**Excerpt:**
--
The documentary audience award was shared by two films: Dogtown and Z-Boys, the story of a band of misfit skateboarders in Santa Monica, California, who pioneered extreme sports in the 1970s, and Scout's Honour, a study of anti-gay policies in the Boy Scouts.

A special acting prize was given to Sissy Spacek and Tom Wilkinson for their gripping performances in In the Bedroom.

Some other awards at Sundace:

  • The jury prize for short films was given to Gina, An Actress, Age 29

  • The screenwriting prize went to Christopher Nolan for Memento

  • A special jury prize was awarded to Children Underground, about children living in a Romanian underground station

  • The Latin America cinema prize was shared by Without a Trace and Possible Loves.

Whammy hit

Sundance has also been inundated with big-name stars trying to promote their pet projects.

Liz Hurley was in town throwing her weight behind director Tom DiCillo's comedy Double Whammy.

Although some critics were unimpressed by DiCillo's work, that didn't prevent Double Whammy from becoming one of the first films to secure a distributor during the festival.
--
**Your task:**
Carry the Sundance festival report forward from its final sentence, about Double Whammy securing a distributor.
--
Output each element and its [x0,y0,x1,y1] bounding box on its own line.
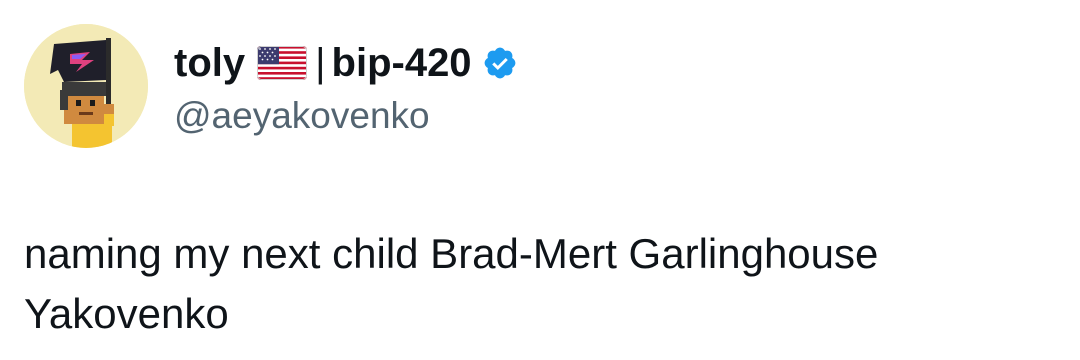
display-name-part-2[interactable]: bip-420 [332,36,472,90]
pixel-avatar-icon [24,24,148,148]
avatar[interactable] [24,24,148,148]
us-flag-icon [257,46,308,80]
display-name-separator: | [315,41,326,85]
author-name-row[interactable]: toly | bip-420 [174,36,518,90]
display-name-part-1[interactable]: toly [174,36,245,90]
verified-badge-icon[interactable] [482,45,518,81]
tweet-card: toly | bip-420 @aeyakovenko naming my ne… [0,0,1080,360]
tweet-text: naming my next child Brad-Mert Garlingho… [24,230,879,337]
author-handle[interactable]: @aeyakovenko [174,92,430,140]
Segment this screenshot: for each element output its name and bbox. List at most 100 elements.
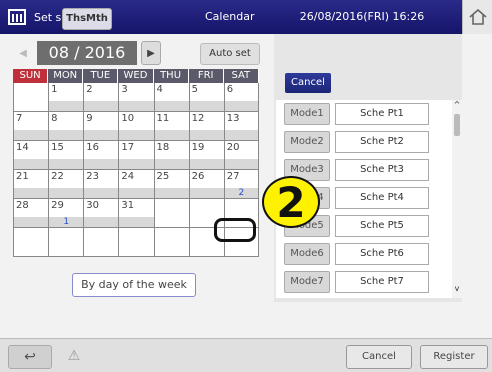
day-pattern	[49, 101, 84, 111]
calendar-day-cell[interactable]: 24	[118, 170, 154, 199]
schedule-pattern-button[interactable]: Sche Pt4	[335, 187, 429, 209]
day-pattern	[119, 101, 154, 111]
calendar-day-cell[interactable]: 16	[83, 141, 119, 170]
day-pattern	[189, 246, 224, 256]
weekday-mon: MON	[48, 69, 84, 83]
schedule-pattern-button[interactable]: Sche Pt5	[335, 215, 429, 237]
calendar-day-cell[interactable]: 28	[13, 199, 49, 228]
schedule-pattern-button[interactable]: Sche Pt7	[335, 271, 429, 293]
day-pattern	[189, 130, 224, 140]
month-navigator: ◀ 08 / 2016 ▶	[13, 40, 161, 66]
day-pattern	[119, 246, 154, 256]
calendar-day-cell[interactable]: 31	[118, 199, 154, 228]
mode-row: Mode6 Sche Pt6	[276, 240, 452, 268]
day-pattern	[224, 101, 258, 111]
this-month-button[interactable]: ThsMth	[62, 8, 112, 30]
mode-button[interactable]: Mode7	[284, 271, 330, 293]
warning-button[interactable]: ⚠	[56, 345, 92, 369]
calendar-week: 7 8 9 10 11 12 13	[13, 112, 259, 141]
scroll-down-icon[interactable]: v	[452, 284, 462, 294]
home-button[interactable]	[462, 0, 492, 34]
cancel-mode-button[interactable]: Cancel	[285, 73, 331, 93]
calendar-day-cell[interactable]: 30	[83, 199, 119, 228]
calendar-day-cell[interactable]: 5	[188, 83, 224, 112]
month-label: 08 / 2016	[37, 41, 137, 65]
calendar-day-cell	[153, 228, 189, 257]
calendar-day-cell[interactable]: 19	[188, 141, 224, 170]
calendar-day-cell[interactable]: 10	[118, 112, 154, 141]
day-pattern	[14, 101, 49, 111]
calendar-day-cell[interactable]: 4	[153, 83, 189, 112]
next-month-button[interactable]: ▶	[141, 41, 161, 65]
calendar-day-cell[interactable]: 8	[48, 112, 84, 141]
day-pattern	[154, 101, 189, 111]
calendar-day-cell[interactable]: 1	[48, 83, 84, 112]
schedule-pattern-button[interactable]: Sche Pt6	[335, 243, 429, 265]
calendar-day-cell[interactable]: 26	[188, 170, 224, 199]
day-number: 14	[16, 142, 29, 153]
calendar-day-cell[interactable]: 27 2	[223, 170, 259, 199]
calendar-day-cell[interactable]: 29 1	[48, 199, 84, 228]
day-number: 22	[51, 171, 64, 182]
calendar-day-cell[interactable]: 7	[13, 112, 49, 141]
schedule-pattern-button[interactable]: Sche Pt1	[335, 103, 429, 125]
schedule-pattern-button[interactable]: Sche Pt3	[335, 159, 429, 181]
day-pattern	[154, 159, 189, 169]
day-pattern	[224, 246, 258, 256]
mode-button[interactable]: Mode6	[284, 243, 330, 265]
day-number: 25	[156, 171, 170, 182]
calendar-day-cell	[118, 228, 154, 257]
day-pattern	[224, 130, 258, 140]
weekday-fri: FRI	[188, 69, 224, 83]
auto-set-button[interactable]: Auto set	[200, 43, 260, 65]
calendar-day-cell[interactable]: 21	[13, 170, 49, 199]
day-pattern	[119, 188, 154, 198]
calendar-day-cell[interactable]: 11	[153, 112, 189, 141]
cancel-button[interactable]: Cancel	[346, 345, 412, 369]
day-number: 10	[121, 113, 135, 124]
calendar-day-cell[interactable]: 15	[48, 141, 84, 170]
calendar-day-cell[interactable]: 13	[223, 112, 259, 141]
day-pattern	[84, 246, 119, 256]
calendar-day-cell[interactable]: 9	[83, 112, 119, 141]
schedule-pattern-button[interactable]: Sche Pt2	[335, 131, 429, 153]
calendar-day-cell[interactable]: 20	[223, 141, 259, 170]
by-day-of-week-button[interactable]: By day of the week	[72, 273, 196, 297]
day-pattern	[49, 130, 84, 140]
calendar-day-cell	[153, 199, 189, 228]
day-number: 9	[86, 113, 93, 124]
day-number: 3	[121, 84, 128, 95]
weekday-wed: WED	[118, 69, 154, 83]
home-icon	[468, 9, 487, 25]
calendar-day-cell[interactable]: 18	[153, 141, 189, 170]
mode-button[interactable]: Mode2	[284, 131, 330, 153]
calendar-day-cell[interactable]: 25	[153, 170, 189, 199]
day-pattern	[14, 246, 49, 256]
day-pattern: 1	[49, 217, 84, 227]
calendar-day-cell[interactable]: 14	[13, 141, 49, 170]
previous-month-button[interactable]: ◀	[13, 41, 33, 65]
datetime-display: 26/08/2016(FRI) 16:26	[262, 0, 462, 34]
calendar-day-cell[interactable]: 12	[188, 112, 224, 141]
day-number: 24	[121, 171, 135, 182]
calendar-day-cell[interactable]: 3	[118, 83, 154, 112]
day-pattern	[14, 188, 49, 198]
day-pattern	[189, 188, 224, 198]
calendar-day-cell	[48, 228, 84, 257]
scroll-up-icon[interactable]: ^	[452, 100, 462, 110]
scroll-thumb[interactable]	[454, 114, 460, 136]
mode-button[interactable]: Mode1	[284, 103, 330, 125]
register-button[interactable]: Register	[420, 345, 488, 369]
day-number: 2	[86, 84, 93, 95]
mode-row: Mode7 Sche Pt7	[276, 268, 452, 296]
calendar-day-cell[interactable]: 23	[83, 170, 119, 199]
calendar-day-cell[interactable]: 17	[118, 141, 154, 170]
calendar-day-cell[interactable]: 2	[83, 83, 119, 112]
weekday-thu: THU	[153, 69, 189, 83]
calendar-day-cell[interactable]: 6	[223, 83, 259, 112]
calendar-day-cell[interactable]: 22	[48, 170, 84, 199]
day-pattern	[14, 217, 49, 227]
back-button[interactable]: ↩	[8, 345, 52, 369]
day-number: 4	[156, 84, 163, 95]
calendar-day-cell	[13, 83, 49, 112]
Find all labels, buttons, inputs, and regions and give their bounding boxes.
--
**Result for this task:**
Mick Jagger also came to town to show his support for Enigma, a British World War II code breaking drama starring Kate Winslet and Dougray Scott.

Although Michael Apted directed the film, Jagger has nurtured the project for several years.

When it comes to money Enigma has a $20m budget, gigantic by the standards of most Sundance pictures. Its presence at an independent film festival has raised a few eyebrows.

'Losing the edge'

The BBC correspondent at Sundance, Tom Brooks, says some festival-goers have complained that the festival is losing its edge, with young directors coming into town with corporate backing, an army of publicity people and the support of big name stars.

The British actress, Tilda Swinton, who is appearing in a Sundance film, the drama The Deep End, fears that the world of independent film is changing and becoming too commercial.

She said: "Independent spirit can make people a lot of money, there's a transitional phase going on here and I think that we should all be very suspicious."

The BBC's Tom Brook
"Some at the festival say Sundance is losing its edge"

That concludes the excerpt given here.